Work to do:
Print the data that follows exactly.

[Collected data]
*****

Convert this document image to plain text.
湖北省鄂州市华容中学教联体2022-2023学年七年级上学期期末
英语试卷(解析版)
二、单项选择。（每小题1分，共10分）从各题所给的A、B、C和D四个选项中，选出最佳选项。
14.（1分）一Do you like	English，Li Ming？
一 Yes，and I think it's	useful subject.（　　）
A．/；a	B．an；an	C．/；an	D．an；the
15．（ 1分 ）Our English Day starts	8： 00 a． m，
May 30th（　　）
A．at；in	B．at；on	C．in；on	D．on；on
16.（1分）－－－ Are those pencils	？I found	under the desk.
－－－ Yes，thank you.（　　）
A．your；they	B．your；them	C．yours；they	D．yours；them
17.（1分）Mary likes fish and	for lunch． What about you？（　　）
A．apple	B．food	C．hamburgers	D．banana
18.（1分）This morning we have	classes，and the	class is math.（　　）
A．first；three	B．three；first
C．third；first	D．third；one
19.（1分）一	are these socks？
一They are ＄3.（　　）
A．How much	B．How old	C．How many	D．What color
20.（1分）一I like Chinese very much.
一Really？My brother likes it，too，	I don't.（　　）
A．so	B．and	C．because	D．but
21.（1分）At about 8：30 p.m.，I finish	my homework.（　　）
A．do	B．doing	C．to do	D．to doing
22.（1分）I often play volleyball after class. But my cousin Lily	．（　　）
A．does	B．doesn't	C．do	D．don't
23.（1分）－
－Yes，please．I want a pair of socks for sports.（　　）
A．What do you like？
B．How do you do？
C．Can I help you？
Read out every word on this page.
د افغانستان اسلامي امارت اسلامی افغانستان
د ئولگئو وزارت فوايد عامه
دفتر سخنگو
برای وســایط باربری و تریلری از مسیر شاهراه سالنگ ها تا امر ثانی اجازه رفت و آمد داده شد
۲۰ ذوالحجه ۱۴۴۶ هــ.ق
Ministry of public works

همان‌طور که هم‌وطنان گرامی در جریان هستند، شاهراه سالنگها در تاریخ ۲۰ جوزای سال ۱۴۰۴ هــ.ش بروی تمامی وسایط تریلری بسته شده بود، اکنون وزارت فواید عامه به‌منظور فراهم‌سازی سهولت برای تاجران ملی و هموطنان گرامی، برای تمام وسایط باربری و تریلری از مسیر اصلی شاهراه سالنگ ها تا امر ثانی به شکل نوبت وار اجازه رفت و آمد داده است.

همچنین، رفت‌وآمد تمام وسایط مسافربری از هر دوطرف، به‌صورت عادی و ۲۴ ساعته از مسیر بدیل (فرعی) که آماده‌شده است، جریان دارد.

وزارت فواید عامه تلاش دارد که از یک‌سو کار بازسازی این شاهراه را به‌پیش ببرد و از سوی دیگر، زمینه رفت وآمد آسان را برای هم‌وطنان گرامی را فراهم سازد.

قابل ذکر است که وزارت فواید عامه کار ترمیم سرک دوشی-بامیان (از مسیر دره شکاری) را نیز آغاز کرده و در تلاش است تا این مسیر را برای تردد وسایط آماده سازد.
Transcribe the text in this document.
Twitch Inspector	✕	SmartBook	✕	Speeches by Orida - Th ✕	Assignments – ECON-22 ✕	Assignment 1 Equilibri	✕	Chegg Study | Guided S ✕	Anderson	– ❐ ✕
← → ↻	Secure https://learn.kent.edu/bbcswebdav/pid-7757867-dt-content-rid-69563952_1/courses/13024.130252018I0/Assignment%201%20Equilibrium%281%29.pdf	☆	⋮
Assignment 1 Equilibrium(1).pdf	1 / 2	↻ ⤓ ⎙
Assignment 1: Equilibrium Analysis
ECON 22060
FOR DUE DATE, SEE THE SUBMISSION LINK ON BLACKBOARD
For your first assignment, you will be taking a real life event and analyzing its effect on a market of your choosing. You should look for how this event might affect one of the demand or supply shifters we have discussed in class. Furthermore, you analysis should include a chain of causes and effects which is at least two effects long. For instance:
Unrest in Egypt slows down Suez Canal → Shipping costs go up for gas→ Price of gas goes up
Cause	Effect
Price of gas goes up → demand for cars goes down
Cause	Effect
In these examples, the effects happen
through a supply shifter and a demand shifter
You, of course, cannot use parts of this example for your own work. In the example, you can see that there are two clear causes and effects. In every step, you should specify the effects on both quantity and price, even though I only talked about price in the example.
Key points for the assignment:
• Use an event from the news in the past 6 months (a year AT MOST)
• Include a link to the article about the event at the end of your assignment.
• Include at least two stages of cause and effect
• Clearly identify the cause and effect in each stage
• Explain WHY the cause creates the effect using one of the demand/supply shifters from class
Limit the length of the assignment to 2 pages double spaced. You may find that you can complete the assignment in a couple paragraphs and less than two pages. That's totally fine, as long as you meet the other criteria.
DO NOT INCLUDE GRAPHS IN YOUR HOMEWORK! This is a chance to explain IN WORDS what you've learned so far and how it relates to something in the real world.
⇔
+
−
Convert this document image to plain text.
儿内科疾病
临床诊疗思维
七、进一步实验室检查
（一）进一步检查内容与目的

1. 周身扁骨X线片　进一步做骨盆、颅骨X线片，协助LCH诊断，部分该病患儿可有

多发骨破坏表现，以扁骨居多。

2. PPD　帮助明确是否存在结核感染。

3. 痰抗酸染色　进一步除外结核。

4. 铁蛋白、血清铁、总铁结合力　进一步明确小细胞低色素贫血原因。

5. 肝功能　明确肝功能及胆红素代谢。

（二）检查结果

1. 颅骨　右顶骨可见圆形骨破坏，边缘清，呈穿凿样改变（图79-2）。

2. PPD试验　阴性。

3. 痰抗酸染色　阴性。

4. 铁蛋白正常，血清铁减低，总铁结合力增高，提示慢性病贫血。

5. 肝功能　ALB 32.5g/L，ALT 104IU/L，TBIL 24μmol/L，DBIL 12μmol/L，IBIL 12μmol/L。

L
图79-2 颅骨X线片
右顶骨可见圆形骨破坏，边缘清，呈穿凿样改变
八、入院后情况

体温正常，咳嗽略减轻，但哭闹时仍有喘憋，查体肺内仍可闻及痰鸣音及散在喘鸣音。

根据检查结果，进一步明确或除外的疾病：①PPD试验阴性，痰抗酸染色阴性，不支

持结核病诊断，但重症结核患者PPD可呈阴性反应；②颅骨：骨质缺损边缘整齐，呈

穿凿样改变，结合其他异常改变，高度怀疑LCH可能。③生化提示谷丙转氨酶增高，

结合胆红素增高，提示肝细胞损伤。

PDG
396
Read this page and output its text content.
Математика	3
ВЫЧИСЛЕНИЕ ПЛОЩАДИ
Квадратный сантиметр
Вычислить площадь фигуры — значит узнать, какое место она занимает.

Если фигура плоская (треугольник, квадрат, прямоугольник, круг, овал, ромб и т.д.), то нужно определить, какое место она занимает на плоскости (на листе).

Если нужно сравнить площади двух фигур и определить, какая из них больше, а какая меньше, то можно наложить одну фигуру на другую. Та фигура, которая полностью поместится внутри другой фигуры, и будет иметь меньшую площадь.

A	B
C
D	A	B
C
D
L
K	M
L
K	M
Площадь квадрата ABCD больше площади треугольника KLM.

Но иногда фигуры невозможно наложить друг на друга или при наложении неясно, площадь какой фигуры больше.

*****

Exercise output:
Convert this document image to plain text.
湖北省鄂州市华容中学教联体2022-2023学年七年级上学期期末
英语试卷(解析版)
二、单项选择。（每小题1分，共10分）从各题所给的A、B、C和D四个选项中，选出最佳选项。
14.（1分）一Do you like	English，Li Ming？
一 Yes，and I think it's	useful subject.（　　）
A．/；a	B．an；an	C．/；an	D．an；the
15．（ 1分 ）Our English Day starts	8： 00 a． m，
May 30th（　　）
A．at；in	B．at；on	C．in；on	D．on；on
16.（1分）－－－ Are those pencils	？I found	under the desk.
－－－ Yes，thank you.（　　）
A．your；they	B．your；them	C．yours；they	D．yours；them
17.（1分）Mary likes fish and	for lunch． What about you？（　　）
A．apple	B．food	C．hamburgers	D．banana
18.（1分）This morning we have	classes，and the	class is math.（　　）
A．first；three	B．three；first
C．third；first	D．third；one
19.（1分）一	are these socks？
一They are ＄3.（　　）
A．How much	B．How old	C．How many	D．What color
20.（1分）一I like Chinese very much.
一Really？My brother likes it，too，	I don't.（　　）
A．so	B．and	C．because	D．but
21.（1分）At about 8：30 p.m.，I finish	my homework.（　　）
A．do	B．doing	C．to do	D．to doing
22.（1分）I often play volleyball after class. But my cousin Lily	．（　　）
A．does	B．doesn't	C．do	D．don't
23.（1分）－
－Yes，please．I want a pair of socks for sports.（　　）
A．What do you like？
B．How do you do？
C．Can I help you？
Read out every word on this page.
د افغانستان اسلامي امارت اسلامی افغانستان
د ئولگئو وزارت فوايد عامه
دفتر سخنگو
برای وســایط باربری و تریلری از مسیر شاهراه سالنگ ها تا امر ثانی اجازه رفت و آمد داده شد
۲۰ ذوالحجه ۱۴۴۶ هــ.ق
Ministry of public works

همان‌طور که هم‌وطنان گرامی در جریان هستند، شاهراه سالنگها در تاریخ ۲۰ جوزای سال ۱۴۰۴ هــ.ش بروی تمامی وسایط تریلری بسته شده بود، اکنون وزارت فواید عامه به‌منظور فراهم‌سازی سهولت برای تاجران ملی و هموطنان گرامی، برای تمام وسایط باربری و تریلری از مسیر اصلی شاهراه سالنگ ها تا امر ثانی به شکل نوبت وار اجازه رفت و آمد داده است.

همچنین، رفت‌وآمد تمام وسایط مسافربری از هر دوطرف، به‌صورت عادی و ۲۴ ساعته از مسیر بدیل (فرعی) که آماده‌شده است، جریان دارد.

وزارت فواید عامه تلاش دارد که از یک‌سو کار بازسازی این شاهراه را به‌پیش ببرد و از سوی دیگر، زمینه رفت وآمد آسان را برای هم‌وطنان گرامی را فراهم سازد.

قابل ذکر است که وزارت فواید عامه کار ترمیم سرک دوشی-بامیان (از مسیر دره شکاری) را نیز آغاز کرده و در تلاش است تا این مسیر را برای تردد وسایط آماده سازد.
Transcribe the text in this document.
Twitch Inspector	✕	SmartBook	✕	Speeches by Orida - Th ✕	Assignments – ECON-22 ✕	Assignment 1 Equilibri	✕	Chegg Study | Guided S ✕	Anderson	– ❐ ✕
← → ↻	Secure https://learn.kent.edu/bbcswebdav/pid-7757867-dt-content-rid-69563952_1/courses/13024.130252018I0/Assignment%201%20Equilibrium%281%29.pdf	☆	⋮
Assignment 1 Equilibrium(1).pdf	1 / 2	↻ ⤓ ⎙
Assignment 1: Equilibrium Analysis
ECON 22060
FOR DUE DATE, SEE THE SUBMISSION LINK ON BLACKBOARD
For your first assignment, you will be taking a real life event and analyzing its effect on a market of your choosing. You should look for how this event might affect one of the demand or supply shifters we have discussed in class. Furthermore, you analysis should include a chain of causes and effects which is at least two effects long. For instance:
Unrest in Egypt slows down Suez Canal → Shipping costs go up for gas→ Price of gas goes up
Cause	Effect
Price of gas goes up → demand for cars goes down
Cause	Effect
In these examples, the effects happen
through a supply shifter and a demand shifter
You, of course, cannot use parts of this example for your own work. In the example, you can see that there are two clear causes and effects. In every step, you should specify the effects on both quantity and price, even though I only talked about price in the example.
Key points for the assignment:
• Use an event from the news in the past 6 months (a year AT MOST)
• Include a link to the article about the event at the end of your assignment.
• Include at least two stages of cause and effect
• Clearly identify the cause and effect in each stage
• Explain WHY the cause creates the effect using one of the demand/supply shifters from class
Limit the length of the assignment to 2 pages double spaced. You may find that you can complete the assignment in a couple paragraphs and less than two pages. That's totally fine, as long as you meet the other criteria.
DO NOT INCLUDE GRAPHS IN YOUR HOMEWORK! This is a chance to explain IN WORDS what you've learned so far and how it relates to something in the real world.
⇔
+
−
Convert this document image to plain text.
儿内科疾病
临床诊疗思维
七、进一步实验室检查
（一）进一步检查内容与目的

1. 周身扁骨X线片　进一步做骨盆、颅骨X线片，协助LCH诊断，部分该病患儿可有

多发骨破坏表现，以扁骨居多。

2. PPD　帮助明确是否存在结核感染。

3. 痰抗酸染色　进一步除外结核。

4. 铁蛋白、血清铁、总铁结合力　进一步明确小细胞低色素贫血原因。

5. 肝功能　明确肝功能及胆红素代谢。

（二）检查结果

1. 颅骨　右顶骨可见圆形骨破坏，边缘清，呈穿凿样改变（图79-2）。

2. PPD试验　阴性。

3. 痰抗酸染色　阴性。

4. 铁蛋白正常，血清铁减低，总铁结合力增高，提示慢性病贫血。

5. 肝功能　ALB 32.5g/L，ALT 104IU/L，TBIL 24μmol/L，DBIL 12μmol/L，IBIL 12μmol/L。

L
图79-2 颅骨X线片
右顶骨可见圆形骨破坏，边缘清，呈穿凿样改变
八、入院后情况

体温正常，咳嗽略减轻，但哭闹时仍有喘憋，查体肺内仍可闻及痰鸣音及散在喘鸣音。

根据检查结果，进一步明确或除外的疾病：①PPD试验阴性，痰抗酸染色阴性，不支

持结核病诊断，但重症结核患者PPD可呈阴性反应；②颅骨：骨质缺损边缘整齐，呈

穿凿样改变，结合其他异常改变，高度怀疑LCH可能。③生化提示谷丙转氨酶增高，

结合胆红素增高，提示肝细胞损伤。

PDG
396
Read this page and output its text content.
Математика	3
ВЫЧИСЛЕНИЕ ПЛОЩАДИ
Квадратный сантиметр
Вычислить площадь фигуры — значит узнать, какое место она занимает.

Если фигура плоская (треугольник, квадрат, прямоугольник, круг, овал, ромб и т.д.), то нужно определить, какое место она занимает на плоскости (на листе).

Если нужно сравнить площади двух фигур и определить, какая из них больше, а какая меньше, то можно наложить одну фигуру на другую. Та фигура, которая полностью поместится внутри другой фигуры, и будет иметь меньшую площадь.

A	B
C
D	A	B
C
D
L
K	M
L
K	M
Площадь квадрата ABCD больше площади треугольника KLM.

Но иногда фигуры невозможно наложить друг на друга или при наложении неясно, площадь какой фигуры больше.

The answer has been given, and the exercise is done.